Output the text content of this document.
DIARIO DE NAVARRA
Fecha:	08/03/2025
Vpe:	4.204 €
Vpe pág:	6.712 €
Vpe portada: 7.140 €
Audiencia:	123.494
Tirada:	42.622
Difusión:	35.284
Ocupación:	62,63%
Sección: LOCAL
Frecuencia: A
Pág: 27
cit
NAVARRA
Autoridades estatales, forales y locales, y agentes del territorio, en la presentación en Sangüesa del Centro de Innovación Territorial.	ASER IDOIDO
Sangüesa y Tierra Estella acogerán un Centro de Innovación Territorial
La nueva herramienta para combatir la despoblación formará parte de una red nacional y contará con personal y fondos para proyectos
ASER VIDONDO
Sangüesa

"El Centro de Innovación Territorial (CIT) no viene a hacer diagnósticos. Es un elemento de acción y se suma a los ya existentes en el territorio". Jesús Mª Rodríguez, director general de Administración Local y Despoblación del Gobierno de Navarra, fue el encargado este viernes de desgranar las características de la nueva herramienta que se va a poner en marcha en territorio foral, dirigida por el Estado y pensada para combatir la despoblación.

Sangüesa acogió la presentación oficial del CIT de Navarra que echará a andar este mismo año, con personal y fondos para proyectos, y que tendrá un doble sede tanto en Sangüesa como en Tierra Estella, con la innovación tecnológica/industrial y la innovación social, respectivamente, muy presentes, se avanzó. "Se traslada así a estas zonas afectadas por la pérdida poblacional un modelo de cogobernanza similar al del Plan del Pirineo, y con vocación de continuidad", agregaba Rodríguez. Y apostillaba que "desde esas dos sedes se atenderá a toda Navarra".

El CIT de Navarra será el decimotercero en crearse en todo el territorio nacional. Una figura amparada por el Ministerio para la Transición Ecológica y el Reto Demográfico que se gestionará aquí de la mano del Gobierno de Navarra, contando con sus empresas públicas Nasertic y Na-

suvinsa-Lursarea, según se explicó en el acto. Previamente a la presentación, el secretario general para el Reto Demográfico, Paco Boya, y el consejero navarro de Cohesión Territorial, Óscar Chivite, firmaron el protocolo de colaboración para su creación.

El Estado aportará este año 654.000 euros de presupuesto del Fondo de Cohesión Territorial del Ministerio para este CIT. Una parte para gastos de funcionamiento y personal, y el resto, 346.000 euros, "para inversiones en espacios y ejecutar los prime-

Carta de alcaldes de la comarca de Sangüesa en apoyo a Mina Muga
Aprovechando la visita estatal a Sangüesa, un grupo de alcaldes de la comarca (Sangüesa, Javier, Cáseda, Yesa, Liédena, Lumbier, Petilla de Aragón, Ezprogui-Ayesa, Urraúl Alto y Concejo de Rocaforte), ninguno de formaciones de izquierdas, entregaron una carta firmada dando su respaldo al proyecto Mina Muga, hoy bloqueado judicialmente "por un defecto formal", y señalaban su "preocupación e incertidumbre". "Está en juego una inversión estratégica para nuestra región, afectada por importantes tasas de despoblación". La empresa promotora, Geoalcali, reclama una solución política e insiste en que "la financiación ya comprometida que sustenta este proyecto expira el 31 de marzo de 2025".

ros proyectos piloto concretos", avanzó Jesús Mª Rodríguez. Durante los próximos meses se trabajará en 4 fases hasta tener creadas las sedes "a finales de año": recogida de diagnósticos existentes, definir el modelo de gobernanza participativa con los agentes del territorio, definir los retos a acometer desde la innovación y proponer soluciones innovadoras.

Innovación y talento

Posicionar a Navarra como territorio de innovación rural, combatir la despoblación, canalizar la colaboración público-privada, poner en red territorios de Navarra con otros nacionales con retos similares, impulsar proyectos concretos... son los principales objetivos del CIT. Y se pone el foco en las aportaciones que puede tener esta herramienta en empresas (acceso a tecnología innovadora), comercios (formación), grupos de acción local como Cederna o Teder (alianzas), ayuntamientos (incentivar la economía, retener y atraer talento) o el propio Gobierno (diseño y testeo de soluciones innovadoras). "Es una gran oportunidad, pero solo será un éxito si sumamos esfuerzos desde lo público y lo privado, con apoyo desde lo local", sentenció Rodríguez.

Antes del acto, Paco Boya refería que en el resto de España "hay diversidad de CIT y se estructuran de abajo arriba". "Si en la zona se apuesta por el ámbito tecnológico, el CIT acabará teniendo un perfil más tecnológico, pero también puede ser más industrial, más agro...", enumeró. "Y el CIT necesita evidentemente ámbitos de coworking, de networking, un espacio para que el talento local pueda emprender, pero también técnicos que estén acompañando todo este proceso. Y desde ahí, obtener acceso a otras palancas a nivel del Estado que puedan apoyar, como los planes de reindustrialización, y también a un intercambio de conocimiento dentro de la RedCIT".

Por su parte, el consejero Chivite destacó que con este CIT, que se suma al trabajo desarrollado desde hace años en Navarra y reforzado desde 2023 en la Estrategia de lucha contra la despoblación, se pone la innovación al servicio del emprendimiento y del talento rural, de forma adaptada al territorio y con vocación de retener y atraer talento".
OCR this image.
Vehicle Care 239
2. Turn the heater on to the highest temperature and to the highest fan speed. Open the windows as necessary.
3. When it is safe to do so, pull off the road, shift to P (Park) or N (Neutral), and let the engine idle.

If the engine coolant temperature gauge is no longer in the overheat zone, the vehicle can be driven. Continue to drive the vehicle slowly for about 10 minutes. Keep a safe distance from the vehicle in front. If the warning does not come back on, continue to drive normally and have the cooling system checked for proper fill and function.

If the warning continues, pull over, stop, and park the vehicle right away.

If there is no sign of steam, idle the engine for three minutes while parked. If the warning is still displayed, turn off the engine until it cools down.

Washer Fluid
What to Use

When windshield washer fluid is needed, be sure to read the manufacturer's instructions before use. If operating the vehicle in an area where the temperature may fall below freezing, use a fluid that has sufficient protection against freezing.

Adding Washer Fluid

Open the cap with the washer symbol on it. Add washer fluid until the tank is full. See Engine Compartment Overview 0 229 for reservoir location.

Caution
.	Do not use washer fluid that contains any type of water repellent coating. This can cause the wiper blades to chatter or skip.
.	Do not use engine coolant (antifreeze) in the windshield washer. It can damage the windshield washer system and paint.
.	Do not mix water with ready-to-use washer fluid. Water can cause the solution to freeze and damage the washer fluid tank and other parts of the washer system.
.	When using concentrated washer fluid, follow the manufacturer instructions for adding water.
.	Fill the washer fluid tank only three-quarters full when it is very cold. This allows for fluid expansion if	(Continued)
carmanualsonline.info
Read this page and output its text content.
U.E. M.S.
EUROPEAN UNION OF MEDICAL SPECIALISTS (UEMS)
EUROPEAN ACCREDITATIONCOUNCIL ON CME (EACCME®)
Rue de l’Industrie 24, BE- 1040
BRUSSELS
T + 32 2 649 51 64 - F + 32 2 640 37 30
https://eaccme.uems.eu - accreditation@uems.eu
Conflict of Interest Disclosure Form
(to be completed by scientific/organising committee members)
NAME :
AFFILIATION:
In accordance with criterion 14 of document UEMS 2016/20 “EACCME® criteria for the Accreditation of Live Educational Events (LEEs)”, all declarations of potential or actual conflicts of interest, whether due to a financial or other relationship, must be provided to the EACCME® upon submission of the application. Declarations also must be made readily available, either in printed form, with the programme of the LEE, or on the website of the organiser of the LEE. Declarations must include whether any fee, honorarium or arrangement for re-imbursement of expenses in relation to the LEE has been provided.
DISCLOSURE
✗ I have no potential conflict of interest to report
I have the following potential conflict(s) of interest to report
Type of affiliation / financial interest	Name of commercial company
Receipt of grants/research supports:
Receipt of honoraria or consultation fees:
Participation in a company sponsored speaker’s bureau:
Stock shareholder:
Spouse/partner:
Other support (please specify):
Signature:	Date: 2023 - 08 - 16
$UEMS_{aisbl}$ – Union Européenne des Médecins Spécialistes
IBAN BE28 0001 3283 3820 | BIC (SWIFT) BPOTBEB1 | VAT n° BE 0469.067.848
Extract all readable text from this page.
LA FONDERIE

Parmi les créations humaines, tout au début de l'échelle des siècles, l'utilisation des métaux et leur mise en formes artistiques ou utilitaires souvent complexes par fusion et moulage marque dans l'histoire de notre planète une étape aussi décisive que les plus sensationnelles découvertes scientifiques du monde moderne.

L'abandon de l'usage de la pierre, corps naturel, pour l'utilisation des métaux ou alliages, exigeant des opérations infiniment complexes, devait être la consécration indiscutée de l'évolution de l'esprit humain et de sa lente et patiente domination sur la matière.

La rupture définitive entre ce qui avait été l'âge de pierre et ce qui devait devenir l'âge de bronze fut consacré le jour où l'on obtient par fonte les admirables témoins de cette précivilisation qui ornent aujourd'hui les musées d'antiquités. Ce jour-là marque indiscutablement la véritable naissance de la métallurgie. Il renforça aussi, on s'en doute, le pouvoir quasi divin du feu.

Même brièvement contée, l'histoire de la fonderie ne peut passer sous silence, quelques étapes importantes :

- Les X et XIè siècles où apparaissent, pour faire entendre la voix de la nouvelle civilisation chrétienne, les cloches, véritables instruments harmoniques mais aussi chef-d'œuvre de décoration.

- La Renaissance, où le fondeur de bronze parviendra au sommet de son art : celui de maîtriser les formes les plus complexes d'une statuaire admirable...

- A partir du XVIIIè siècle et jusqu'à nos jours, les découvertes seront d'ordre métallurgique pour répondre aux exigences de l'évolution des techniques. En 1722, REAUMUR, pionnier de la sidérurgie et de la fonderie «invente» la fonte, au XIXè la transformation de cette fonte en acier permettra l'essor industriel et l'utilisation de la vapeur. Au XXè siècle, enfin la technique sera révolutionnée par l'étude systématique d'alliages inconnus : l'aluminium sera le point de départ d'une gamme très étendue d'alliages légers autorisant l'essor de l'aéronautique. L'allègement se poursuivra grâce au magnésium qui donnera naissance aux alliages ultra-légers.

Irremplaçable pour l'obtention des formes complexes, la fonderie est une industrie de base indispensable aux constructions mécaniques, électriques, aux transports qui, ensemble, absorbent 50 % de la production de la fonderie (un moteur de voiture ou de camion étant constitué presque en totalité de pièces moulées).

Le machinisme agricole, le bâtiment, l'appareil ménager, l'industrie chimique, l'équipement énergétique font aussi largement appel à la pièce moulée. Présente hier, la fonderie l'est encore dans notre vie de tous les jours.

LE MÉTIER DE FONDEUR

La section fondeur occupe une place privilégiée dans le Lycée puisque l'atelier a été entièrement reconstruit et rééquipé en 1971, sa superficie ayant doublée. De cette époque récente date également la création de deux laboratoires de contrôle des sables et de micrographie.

★ ★ ★ ★ ★ ★ ★

• _Aim_: Look for lines containing the string "coolant" and copy them all.

• _Output of the task_:
If the engine coolant temperature gauge is no longer in the overheat zone, the vehicle can be driven. Continue to drive the vehicle slowly for about 10 minutes. Keep a safe distance from the vehicle in front. If the warning does not come back on, continue to drive normally and have the cooling system checked for proper fill and function.
.	Do not use engine coolant (antifreeze) in the windshield washer. It can damage the windshield washer system and paint.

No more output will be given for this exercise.